# [INSTRUCTION]
Could you print all the entries exactly?

[Data entries]
┄┄┄┄┄┄┄┄┄┄┄┄┄┄┄┄┄┄┄┄
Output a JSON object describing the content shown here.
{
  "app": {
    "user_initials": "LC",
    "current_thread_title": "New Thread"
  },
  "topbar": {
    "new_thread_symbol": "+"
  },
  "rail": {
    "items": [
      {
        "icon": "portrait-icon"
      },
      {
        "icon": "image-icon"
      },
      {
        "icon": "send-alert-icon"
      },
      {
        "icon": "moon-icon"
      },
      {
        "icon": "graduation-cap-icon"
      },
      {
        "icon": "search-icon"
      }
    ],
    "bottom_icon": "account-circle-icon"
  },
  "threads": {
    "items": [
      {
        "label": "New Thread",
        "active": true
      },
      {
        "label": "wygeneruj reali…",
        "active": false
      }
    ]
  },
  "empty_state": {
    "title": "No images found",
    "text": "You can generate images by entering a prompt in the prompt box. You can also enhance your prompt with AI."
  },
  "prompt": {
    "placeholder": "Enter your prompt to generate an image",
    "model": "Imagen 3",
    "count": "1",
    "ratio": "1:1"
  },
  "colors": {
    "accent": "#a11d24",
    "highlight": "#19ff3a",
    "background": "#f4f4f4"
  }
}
┄┄┄┄┄┄┄┄┄┄┄┄┄┄┄┄┄┄┄┄
# [EXERCISE ANSWER]
Output a JSON object describing the content shown here.
{
  "app": {
    "user_initials": "LC",
    "current_thread_title": "New Thread"
  },
  "topbar": {
    "new_thread_symbol": "+"
  },
  "rail": {
    "items": [
      {
        "icon": "portrait-icon"
      },
      {
        "icon": "image-icon"
      },
      {
        "icon": "send-alert-icon"
      },
      {
        "icon": "moon-icon"
      },
      {
        "icon": "graduation-cap-icon"
      },
      {
        "icon": "search-icon"
      }
    ],
    "bottom_icon": "account-circle-icon"
  },
  "threads": {
    "items": [
      {
        "label": "New Thread",
        "active": true
      },
      {
        "label": "wygeneruj reali…",
        "active": false
      }
    ]
  },
  "empty_state": {
    "title": "No images found",
    "text": "You can generate images by entering a prompt in the prompt box. You can also enhance your prompt with AI."
  },
  "prompt": {
    "placeholder": "Enter your prompt to generate an image",
    "model": "Imagen 3",
    "count": "1",
    "ratio": "1:1"
  },
  "colors": {
    "accent": "#a11d24",
    "highlight": "#19ff3a",
    "background": "#f4f4f4"
  }
}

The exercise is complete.